**REQUIREMENTS**
Locate the line containing "What does this" in the material below. Copy that line and all following lines through the end exactly, omitting any pictures.
>>
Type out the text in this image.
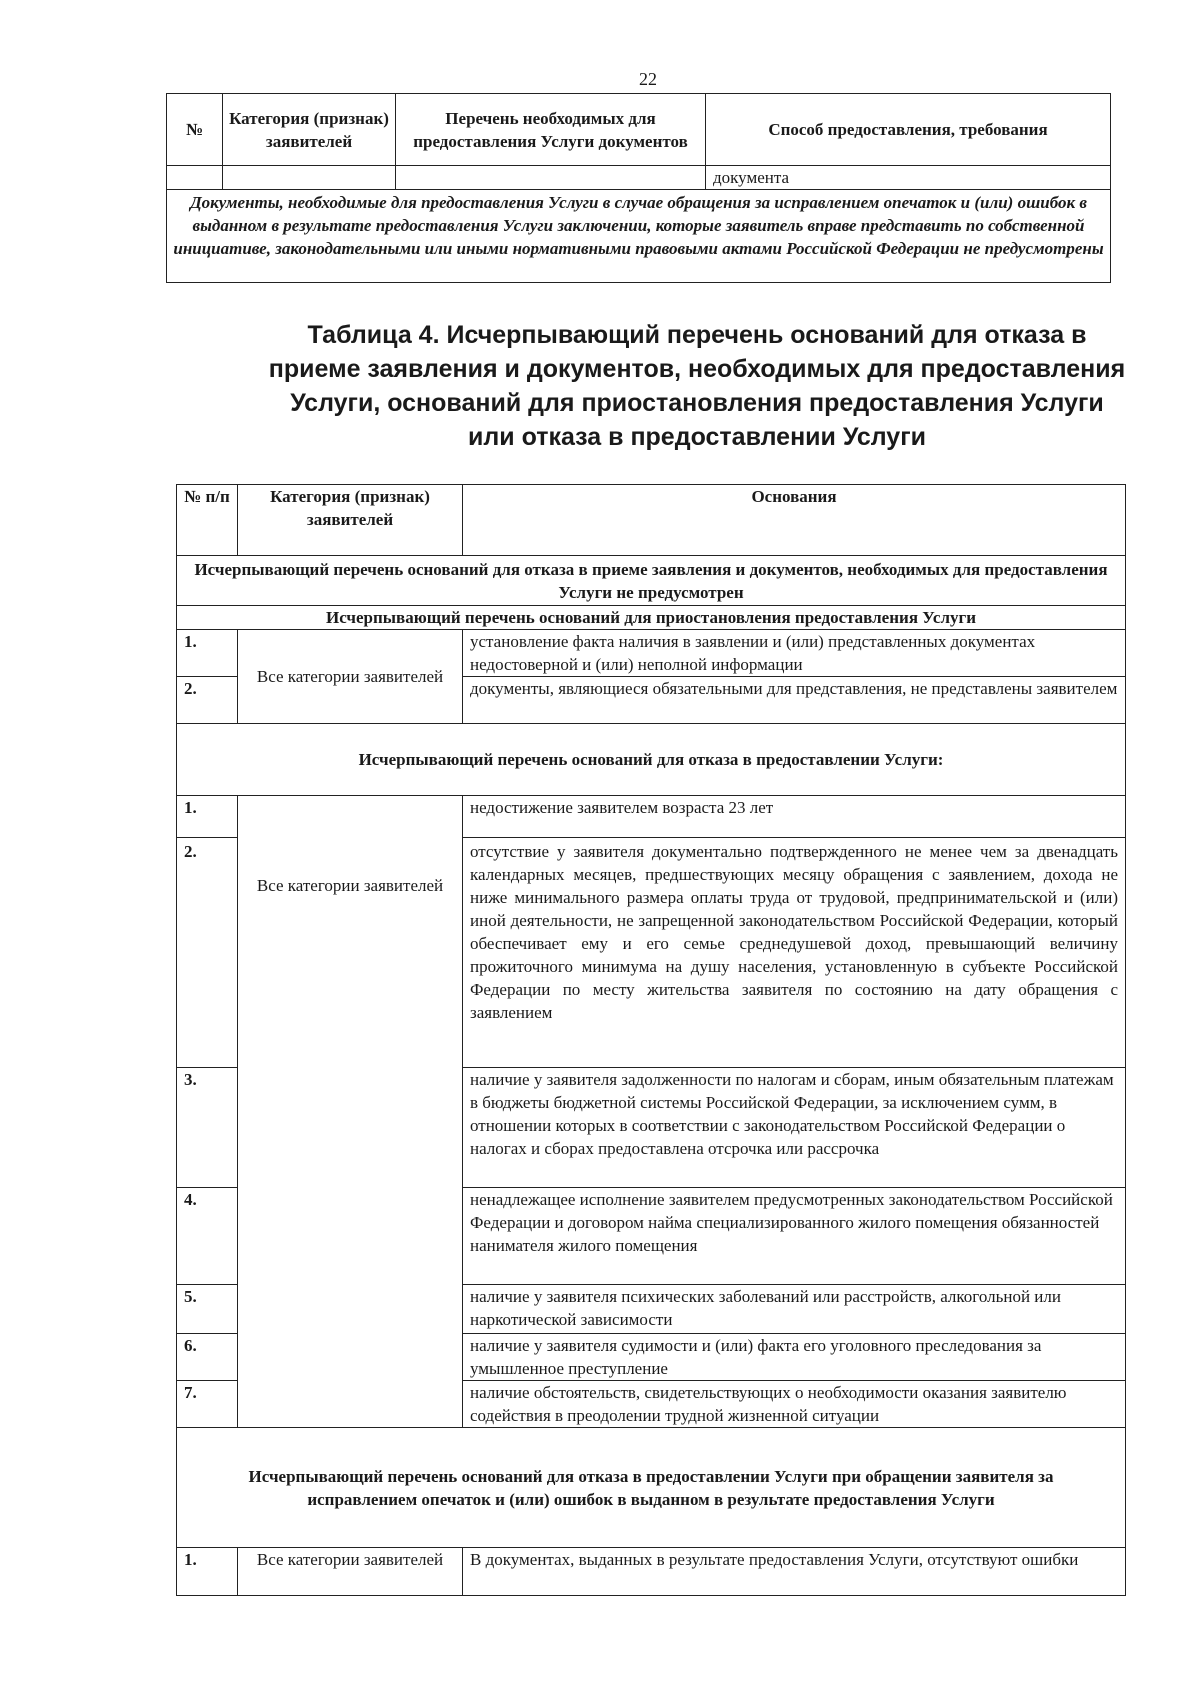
22
№	Категория (признак) заявителей	Перечень необходимых для предоставления Услуги документов	Способ предоставления, требования
			документа
Документы, необходимые для предоставления Услуги в случае обращения за исправлением опечаток и (или) ошибок в выданном в результате предоставления Услуги заключении, которые заявитель вправе представить по собственной инициативе, законодательными или иными нормативными правовыми актами Российской Федерации не предусмотрены			
Таблица 4. Исчерпывающий перечень оснований для отказа в приеме заявления и документов, необходимых для предоставления Услуги, оснований для приостановления предоставления Услуги или отказа в предоставлении Услуги
№ п/п	Категория (признак) заявителей	Основания
Исчерпывающий перечень оснований для отказа в приеме заявления и документов, необходимых для предоставления Услуги не предусмотрен		
Исчерпывающий перечень оснований для приостановления предоставления Услуги		
1.	Все категории заявителей	установление факта наличия в заявлении и (или) представленных документах недостоверной и (или) неполной информации
2.		документы, являющиеся обязательными для представления, не представлены заявителем
Исчерпывающий перечень оснований для отказа в предоставлении Услуги:		
1.	Все категории заявителей	недостижение заявителем возраста 23 лет
2.		отсутствие у заявителя документально подтвержденного не менее чем за двенадцать календарных месяцев, предшествующих месяцу обращения с заявлением, дохода не ниже минимального размера оплаты труда от трудовой, предпринимательской и (или) иной деятельности, не запрещенной законодательством Российской Федерации, который обеспечивает ему и его семье среднедушевой доход, превышающий величину прожиточного минимума на душу населения, установленную в субъекте Российской Федерации по месту жительства заявителя по состоянию на дату обращения с заявлением
3.		наличие у заявителя задолженности по налогам и сборам, иным обязательным платежам в бюджеты бюджетной системы Российской Федерации, за исключением сумм, в отношении которых в соответствии с законодательством Российской Федерации о налогах и сборах предоставлена отсрочка или рассрочка
4.		ненадлежащее исполнение заявителем предусмотренных законодательством Российской Федерации и договором найма специализированного жилого помещения обязанностей нанимателя жилого помещения
5.		наличие у заявителя психических заболеваний или расстройств, алкогольной или наркотической зависимости
6.		наличие у заявителя судимости и (или) факта его уголовного преследования за умышленное преступление
7.		наличие обстоятельств, свидетельствующих о необходимости оказания заявителю содействия в преодолении трудной жизненной ситуации
Исчерпывающий перечень оснований для отказа в предоставлении Услуги при обращении заявителя за исправлением опечаток и (или) ошибок в выданном в результате предоставления Услуги		
1.	Все категории заявителей	В документах, выданных в результате предоставления Услуги, отсутствуют ошибки
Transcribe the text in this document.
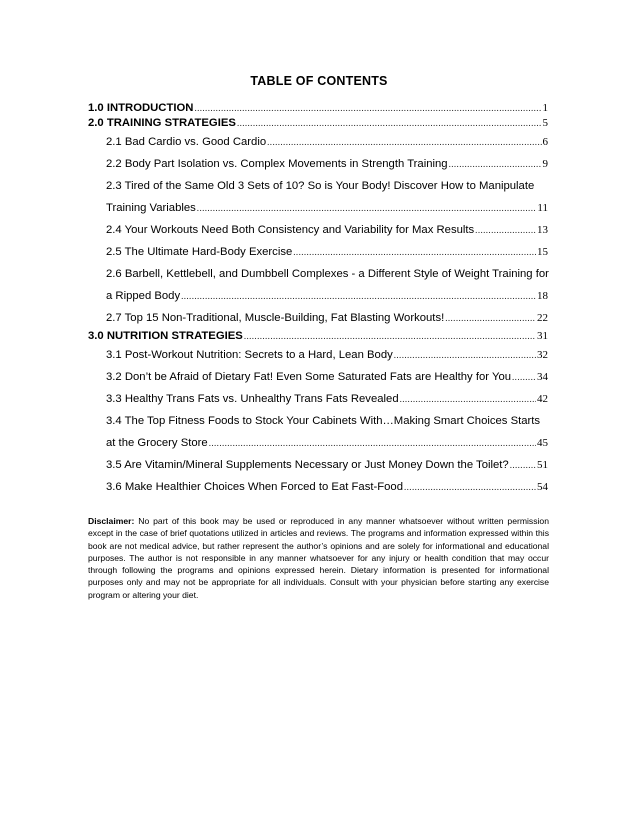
TABLE OF CONTENTS
1.0 INTRODUCTION .....	1
2.0 TRAINING STRATEGIES .....	5
2.1 Bad Cardio vs. Good Cardio .....	6
2.2 Body Part Isolation vs. Complex Movements in Strength Training .....	9
2.3 Tired of the Same Old 3 Sets of 10? So is Your Body! Discover How to Manipulate
Training Variables .....	11
2.4 Your Workouts Need Both Consistency and Variability for Max Results .....	13
2.5 The Ultimate Hard-Body Exercise .....	15
2.6 Barbell, Kettlebell, and Dumbbell Complexes - a Different Style of Weight Training for
a Ripped Body .....	18
2.7 Top 15 Non-Traditional, Muscle-Building, Fat Blasting Workouts! .....	22
3.0 NUTRITION STRATEGIES .....	31
3.1 Post-Workout Nutrition: Secrets to a Hard, Lean Body .....	32
3.2 Don’t be Afraid of Dietary Fat! Even Some Saturated Fats are Healthy for You ..... 34
3.3 Healthy Trans Fats vs. Unhealthy Trans Fats Revealed .....	42
3.4 The Top Fitness Foods to Stock Your Cabinets With…Making Smart Choices Starts
at the Grocery Store .....	45
3.5 Are Vitamin/Mineral Supplements Necessary or Just Money Down the Toilet? .....	51
3.6 Make Healthier Choices When Forced to Eat Fast-Food .....	54
Disclaimer: No part of this book may be used or reproduced in any manner whatsoever without written permission except in the case of brief quotations utilized in articles and reviews. The programs and information expressed within this book are not medical advice, but rather represent the author’s opinions and are solely for informational and educational purposes. The author is not responsible in any manner whatsoever for any injury or health condition that may occur through following the programs and opinions expressed herein. Dietary information is presented for informational purposes only and may not be appropriate for all individuals. Consult with your physician before starting any exercise program or altering your diet.
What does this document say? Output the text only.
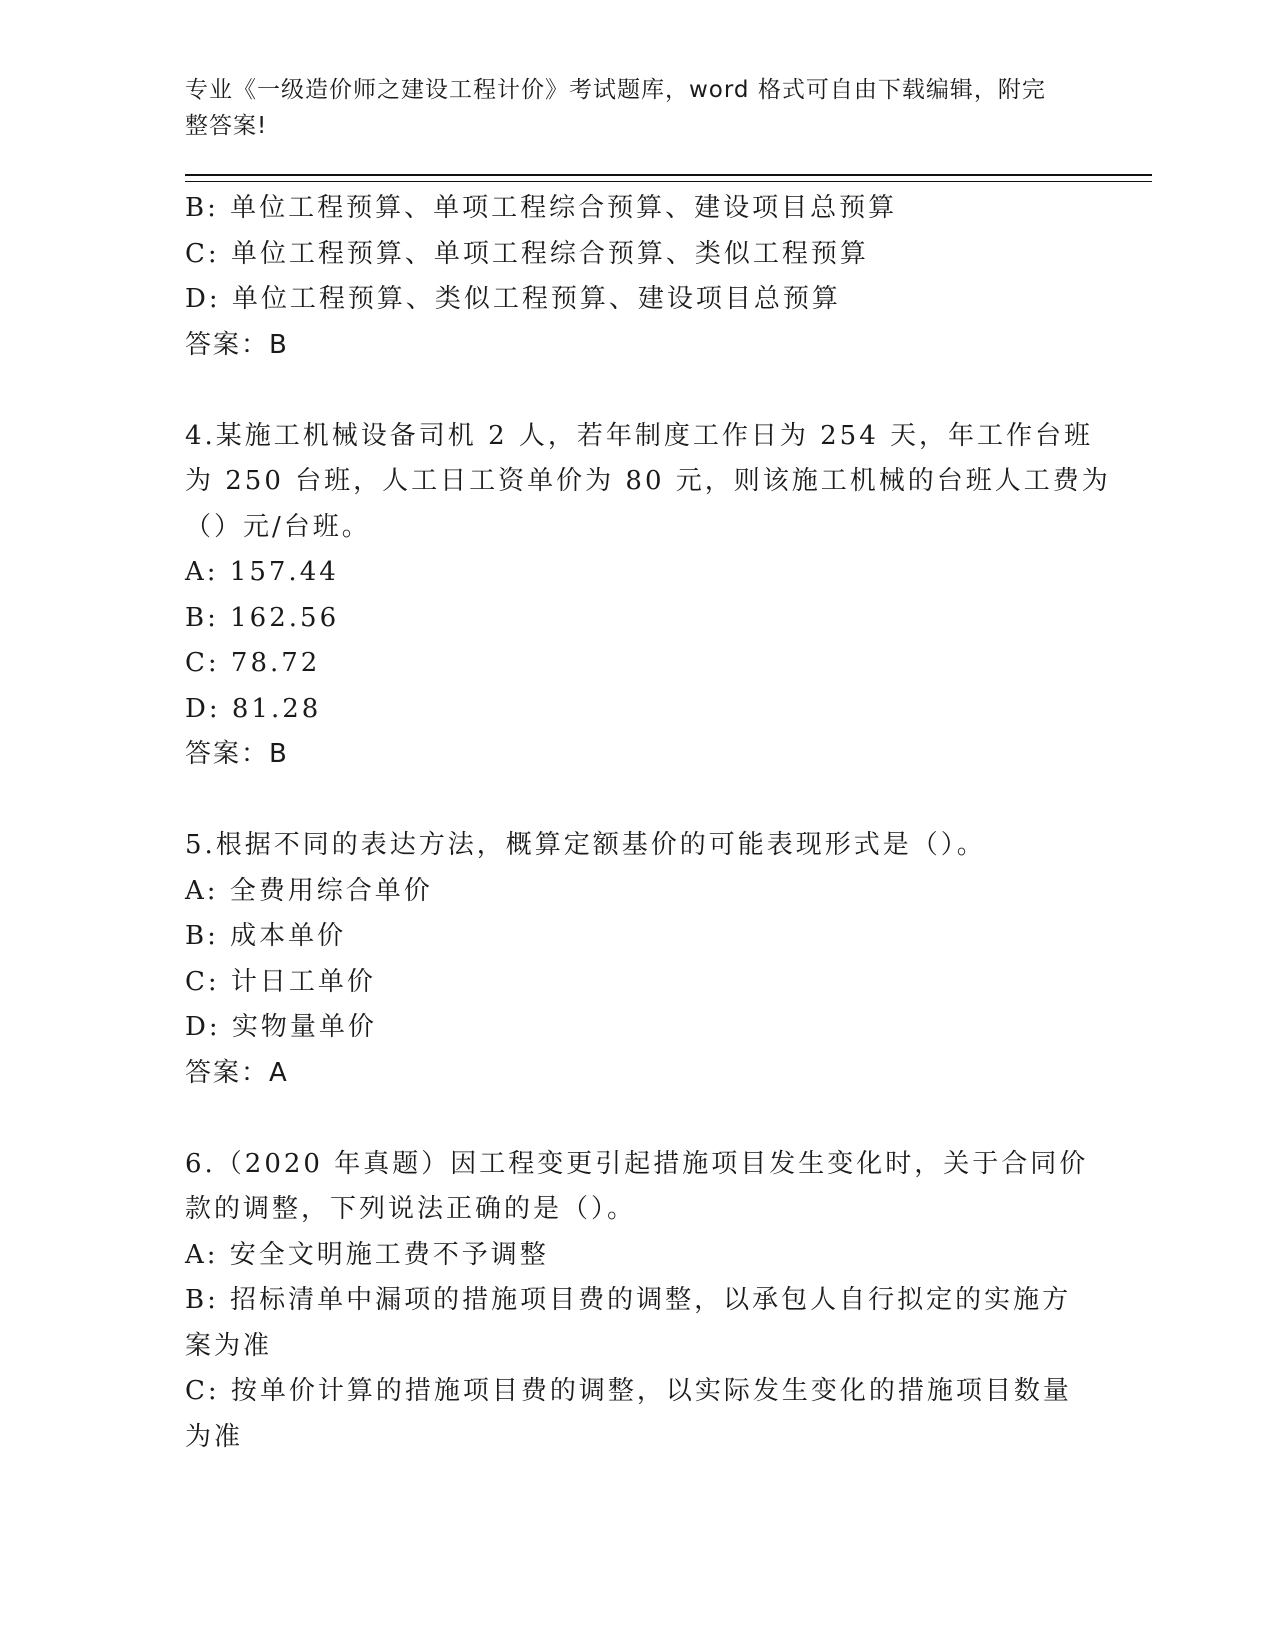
专业《一级造价师之建设工程计价》考试题库，word 格式可自由下载编辑，附完
整答案!

B: 单位工程预算、单项工程综合预算、建设项目总预算

C: 单位工程预算、单项工程综合预算、类似工程预算

D: 单位工程预算、类似工程预算、建设项目总预算

答案：B

4.某施工机械设备司机 2 人，若年制度工作日为 254 天，年工作台班

为 250 台班，人工日工资单价为 80 元，则该施工机械的台班人工费为

（）元/台班。

A: 157.44

B: 162.56

C: 78.72

D: 81.28

答案：B

5.根据不同的表达方法，概算定额基价的可能表现形式是（）。

A: 全费用综合单价

B: 成本单价

C: 计日工单价

D: 实物量单价

答案：A

6.（2020 年真题）因工程变更引起措施项目发生变化时，关于合同价

款的调整，下列说法正确的是（）。

A: 安全文明施工费不予调整

B: 招标清单中漏项的措施项目费的调整，以承包人自行拟定的实施方

案为准

C: 按单价计算的措施项目费的调整，以实际发生变化的措施项目数量

为准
<<
**RESPONSE**
What does this document say? Output the text only.
专业《一级造价师之建设工程计价》考试题库，word 格式可自由下载编辑，附完
整答案!

B: 单位工程预算、单项工程综合预算、建设项目总预算

C: 单位工程预算、单项工程综合预算、类似工程预算

D: 单位工程预算、类似工程预算、建设项目总预算

答案：B

4.某施工机械设备司机 2 人，若年制度工作日为 254 天，年工作台班

为 250 台班，人工日工资单价为 80 元，则该施工机械的台班人工费为

（）元/台班。

A: 157.44

B: 162.56

C: 78.72

D: 81.28

答案：B

5.根据不同的表达方法，概算定额基价的可能表现形式是（）。

A: 全费用综合单价

B: 成本单价

C: 计日工单价

D: 实物量单价

答案：A

6.（2020 年真题）因工程变更引起措施项目发生变化时，关于合同价

款的调整，下列说法正确的是（）。

A: 安全文明施工费不予调整

B: 招标清单中漏项的措施项目费的调整，以承包人自行拟定的实施方

案为准

C: 按单价计算的措施项目费的调整，以实际发生变化的措施项目数量

为准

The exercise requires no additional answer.